EXERCISE TASK
Each line containing the word "from" needs to be copied.

DATA LINES
::::::

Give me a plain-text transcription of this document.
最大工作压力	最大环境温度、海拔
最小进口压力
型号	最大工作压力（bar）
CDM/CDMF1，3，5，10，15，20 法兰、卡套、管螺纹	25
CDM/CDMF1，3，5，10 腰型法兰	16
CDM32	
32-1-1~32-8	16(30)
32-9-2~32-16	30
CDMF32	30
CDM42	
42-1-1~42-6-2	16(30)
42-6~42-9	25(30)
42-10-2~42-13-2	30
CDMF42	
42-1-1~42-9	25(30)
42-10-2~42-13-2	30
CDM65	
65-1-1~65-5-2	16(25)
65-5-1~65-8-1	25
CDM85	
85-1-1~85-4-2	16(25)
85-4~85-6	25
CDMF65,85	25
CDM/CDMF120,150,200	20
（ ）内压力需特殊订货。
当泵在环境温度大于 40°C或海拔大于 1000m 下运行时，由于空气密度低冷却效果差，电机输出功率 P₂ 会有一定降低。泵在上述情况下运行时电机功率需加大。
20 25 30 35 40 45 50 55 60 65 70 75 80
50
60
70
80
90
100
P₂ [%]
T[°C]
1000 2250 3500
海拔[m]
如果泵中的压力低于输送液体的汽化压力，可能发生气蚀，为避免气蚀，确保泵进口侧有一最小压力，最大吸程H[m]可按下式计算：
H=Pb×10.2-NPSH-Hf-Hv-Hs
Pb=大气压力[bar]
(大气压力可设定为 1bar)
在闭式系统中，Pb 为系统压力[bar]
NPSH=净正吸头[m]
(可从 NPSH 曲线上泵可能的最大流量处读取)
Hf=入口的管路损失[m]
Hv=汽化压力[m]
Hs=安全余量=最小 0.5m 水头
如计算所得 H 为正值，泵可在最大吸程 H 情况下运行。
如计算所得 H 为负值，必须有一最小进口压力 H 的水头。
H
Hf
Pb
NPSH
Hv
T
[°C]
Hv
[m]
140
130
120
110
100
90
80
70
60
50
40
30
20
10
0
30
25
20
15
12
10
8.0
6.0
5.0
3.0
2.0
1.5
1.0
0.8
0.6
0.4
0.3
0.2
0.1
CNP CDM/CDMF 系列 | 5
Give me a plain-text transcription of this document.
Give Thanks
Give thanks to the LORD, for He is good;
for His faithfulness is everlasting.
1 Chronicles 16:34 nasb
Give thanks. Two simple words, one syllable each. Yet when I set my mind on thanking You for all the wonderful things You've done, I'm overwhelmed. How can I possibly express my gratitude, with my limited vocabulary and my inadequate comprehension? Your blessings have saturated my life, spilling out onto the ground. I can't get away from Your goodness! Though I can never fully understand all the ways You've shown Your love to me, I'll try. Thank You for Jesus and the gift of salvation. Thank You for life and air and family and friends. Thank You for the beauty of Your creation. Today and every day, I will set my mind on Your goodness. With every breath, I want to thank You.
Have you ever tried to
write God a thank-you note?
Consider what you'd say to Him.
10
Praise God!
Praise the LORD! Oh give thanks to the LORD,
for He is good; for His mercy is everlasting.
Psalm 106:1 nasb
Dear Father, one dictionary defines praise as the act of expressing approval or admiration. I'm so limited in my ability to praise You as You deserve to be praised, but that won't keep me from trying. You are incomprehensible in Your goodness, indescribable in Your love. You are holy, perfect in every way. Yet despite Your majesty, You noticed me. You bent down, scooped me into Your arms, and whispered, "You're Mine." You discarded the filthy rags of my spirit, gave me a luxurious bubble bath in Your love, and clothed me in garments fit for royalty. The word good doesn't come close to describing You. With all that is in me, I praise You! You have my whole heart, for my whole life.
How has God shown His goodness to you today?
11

::::::

EXERCISE SOLUTION
Give thanks. Two simple words, one syllable each. Yet when I set my mind on thanking You for all the wonderful things You've done, I'm overwhelmed. How can I possibly express my gratitude, with my limited vocabulary and my inadequate comprehension? Your blessings have saturated my life, spilling out onto the ground. I can't get away from Your goodness! Though I can never fully understand all the ways You've shown Your love to me, I'll try. Thank You for Jesus and the gift of salvation. Thank You for life and air and family and friends. Thank You for the beauty of Your creation. Today and every day, I will set my mind on Your goodness. With every breath, I want to thank You.
Dear Father, one dictionary defines praise as the act of expressing approval or admiration. I'm so limited in my ability to praise You as You deserve to be praised, but that won't keep me from trying. You are incomprehensible in Your goodness, indescribable in Your love. You are holy, perfect in every way. Yet despite Your majesty, You noticed me. You bent down, scooped me into Your arms, and whispered, "You're Mine." You discarded the filthy rags of my spirit, gave me a luxurious bubble bath in Your love, and clothed me in garments fit for royalty. The word good doesn't come close to describing You. With all that is in me, I praise You! You have my whole heart, for my whole life.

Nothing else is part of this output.